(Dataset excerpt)

-------------------------

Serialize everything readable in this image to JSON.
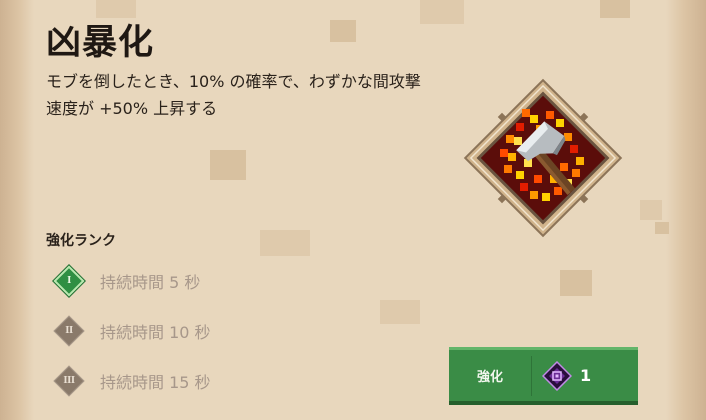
{
  "enchantment": {
    "name": "凶暴化",
    "description": "モブを倒したとき、10% の確率で、わずかな間攻撃速度が +50% 上昇する",
    "icon": "axe-on-fire-icon"
  },
  "rank": {
    "heading": "強化ランク",
    "tiers": [
      {
        "numeral": "I",
        "label": "持続時間 5 秒",
        "active": true
      },
      {
        "numeral": "II",
        "label": "持続時間 10 秒",
        "active": false
      },
      {
        "numeral": "III",
        "label": "持続時間 15 秒",
        "active": false
      }
    ]
  },
  "enchant_button": {
    "label": "強化",
    "cost": "1",
    "cost_icon": "enchantment-point-icon"
  },
  "colors": {
    "parchment": "#e8d7bd",
    "button_green": "#3a8c46",
    "active_tier": "#2f8f43",
    "inactive_tier": "#8a7a6a"
  }
}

-------------------------

What you have to do:
Transcribe the material exactly, keeping every word and none of the pictures.

Output of the task:
Serialize everything readable in this image to JSON.
{
  "enchantment": {
    "name": "凶暴化",
    "description": "モブを倒したとき、10% の確率で、わずかな間攻撃速度が +50% 上昇する",
    "icon": "axe-on-fire-icon"
  },
  "rank": {
    "heading": "強化ランク",
    "tiers": [
      {
        "numeral": "I",
        "label": "持続時間 5 秒",
        "active": true
      },
      {
        "numeral": "II",
        "label": "持続時間 10 秒",
        "active": false
      },
      {
        "numeral": "III",
        "label": "持続時間 15 秒",
        "active": false
      }
    ]
  },
  "enchant_button": {
    "label": "強化",
    "cost": "1",
    "cost_icon": "enchantment-point-icon"
  },
  "colors": {
    "parchment": "#e8d7bd",
    "button_green": "#3a8c46",
    "active_tier": "#2f8f43",
    "inactive_tier": "#8a7a6a"
  }
}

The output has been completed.